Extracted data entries
* Begin *

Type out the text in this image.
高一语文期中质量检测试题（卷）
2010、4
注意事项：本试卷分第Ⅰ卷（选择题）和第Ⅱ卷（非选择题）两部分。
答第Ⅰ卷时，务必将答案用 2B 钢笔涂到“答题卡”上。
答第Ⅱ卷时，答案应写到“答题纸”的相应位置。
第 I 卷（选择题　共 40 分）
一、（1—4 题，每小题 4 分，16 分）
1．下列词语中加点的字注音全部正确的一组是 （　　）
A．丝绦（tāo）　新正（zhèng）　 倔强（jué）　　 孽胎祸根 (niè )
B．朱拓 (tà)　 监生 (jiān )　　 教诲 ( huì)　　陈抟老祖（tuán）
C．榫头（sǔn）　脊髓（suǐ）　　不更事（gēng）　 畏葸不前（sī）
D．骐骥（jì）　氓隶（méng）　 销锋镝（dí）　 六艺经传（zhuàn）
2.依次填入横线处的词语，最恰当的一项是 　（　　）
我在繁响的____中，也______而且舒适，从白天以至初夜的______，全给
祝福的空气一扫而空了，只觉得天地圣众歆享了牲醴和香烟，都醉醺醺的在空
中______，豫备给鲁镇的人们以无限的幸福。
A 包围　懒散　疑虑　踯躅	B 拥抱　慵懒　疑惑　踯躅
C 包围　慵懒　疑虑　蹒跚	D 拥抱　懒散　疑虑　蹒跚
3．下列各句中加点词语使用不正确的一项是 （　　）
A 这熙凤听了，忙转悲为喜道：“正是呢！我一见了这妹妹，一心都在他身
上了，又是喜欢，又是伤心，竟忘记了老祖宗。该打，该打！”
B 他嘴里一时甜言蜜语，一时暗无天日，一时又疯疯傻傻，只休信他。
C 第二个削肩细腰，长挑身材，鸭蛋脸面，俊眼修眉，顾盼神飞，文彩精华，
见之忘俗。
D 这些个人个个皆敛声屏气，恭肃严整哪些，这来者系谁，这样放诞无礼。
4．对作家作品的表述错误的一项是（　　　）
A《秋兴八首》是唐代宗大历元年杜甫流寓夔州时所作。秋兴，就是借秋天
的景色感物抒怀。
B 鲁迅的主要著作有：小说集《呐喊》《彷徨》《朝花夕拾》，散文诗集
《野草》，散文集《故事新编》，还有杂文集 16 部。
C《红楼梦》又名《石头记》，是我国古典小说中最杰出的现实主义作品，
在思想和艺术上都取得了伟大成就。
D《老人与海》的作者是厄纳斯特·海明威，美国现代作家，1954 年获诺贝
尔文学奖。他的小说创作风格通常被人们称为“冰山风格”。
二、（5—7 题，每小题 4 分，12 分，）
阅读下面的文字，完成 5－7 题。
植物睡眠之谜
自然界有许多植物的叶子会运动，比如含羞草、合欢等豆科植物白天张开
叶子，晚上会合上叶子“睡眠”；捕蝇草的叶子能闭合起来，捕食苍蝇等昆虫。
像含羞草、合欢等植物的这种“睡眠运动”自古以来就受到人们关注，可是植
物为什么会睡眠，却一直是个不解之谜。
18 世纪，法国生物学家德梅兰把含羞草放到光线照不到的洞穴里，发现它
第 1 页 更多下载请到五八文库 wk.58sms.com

* End *

> Brief
Write out the whole listing again, exactly as it stands.

> Correct response
Type out the text in this image.
高一语文期中质量检测试题（卷）
2010、4
注意事项：本试卷分第Ⅰ卷（选择题）和第Ⅱ卷（非选择题）两部分。
答第Ⅰ卷时，务必将答案用 2B 钢笔涂到“答题卡”上。
答第Ⅱ卷时，答案应写到“答题纸”的相应位置。
第 I 卷（选择题　共 40 分）
一、（1—4 题，每小题 4 分，16 分）
1．下列词语中加点的字注音全部正确的一组是 （　　）
A．丝绦（tāo）　新正（zhèng）　 倔强（jué）　　 孽胎祸根 (niè )
B．朱拓 (tà)　 监生 (jiān )　　 教诲 ( huì)　　陈抟老祖（tuán）
C．榫头（sǔn）　脊髓（suǐ）　　不更事（gēng）　 畏葸不前（sī）
D．骐骥（jì）　氓隶（méng）　 销锋镝（dí）　 六艺经传（zhuàn）
2.依次填入横线处的词语，最恰当的一项是 　（　　）
我在繁响的____中，也______而且舒适，从白天以至初夜的______，全给
祝福的空气一扫而空了，只觉得天地圣众歆享了牲醴和香烟，都醉醺醺的在空
中______，豫备给鲁镇的人们以无限的幸福。
A 包围　懒散　疑虑　踯躅	B 拥抱　慵懒　疑惑　踯躅
C 包围　慵懒　疑虑　蹒跚	D 拥抱　懒散　疑虑　蹒跚
3．下列各句中加点词语使用不正确的一项是 （　　）
A 这熙凤听了，忙转悲为喜道：“正是呢！我一见了这妹妹，一心都在他身
上了，又是喜欢，又是伤心，竟忘记了老祖宗。该打，该打！”
B 他嘴里一时甜言蜜语，一时暗无天日，一时又疯疯傻傻，只休信他。
C 第二个削肩细腰，长挑身材，鸭蛋脸面，俊眼修眉，顾盼神飞，文彩精华，
见之忘俗。
D 这些个人个个皆敛声屏气，恭肃严整哪些，这来者系谁，这样放诞无礼。
4．对作家作品的表述错误的一项是（　　　）
A《秋兴八首》是唐代宗大历元年杜甫流寓夔州时所作。秋兴，就是借秋天
的景色感物抒怀。
B 鲁迅的主要著作有：小说集《呐喊》《彷徨》《朝花夕拾》，散文诗集
《野草》，散文集《故事新编》，还有杂文集 16 部。
C《红楼梦》又名《石头记》，是我国古典小说中最杰出的现实主义作品，
在思想和艺术上都取得了伟大成就。
D《老人与海》的作者是厄纳斯特·海明威，美国现代作家，1954 年获诺贝
尔文学奖。他的小说创作风格通常被人们称为“冰山风格”。
二、（5—7 题，每小题 4 分，12 分，）
阅读下面的文字，完成 5－7 题。
植物睡眠之谜
自然界有许多植物的叶子会运动，比如含羞草、合欢等豆科植物白天张开
叶子，晚上会合上叶子“睡眠”；捕蝇草的叶子能闭合起来，捕食苍蝇等昆虫。
像含羞草、合欢等植物的这种“睡眠运动”自古以来就受到人们关注，可是植
物为什么会睡眠，却一直是个不解之谜。
18 世纪，法国生物学家德梅兰把含羞草放到光线照不到的洞穴里，发现它
第 1 页 更多下载请到五八文库 wk.58sms.com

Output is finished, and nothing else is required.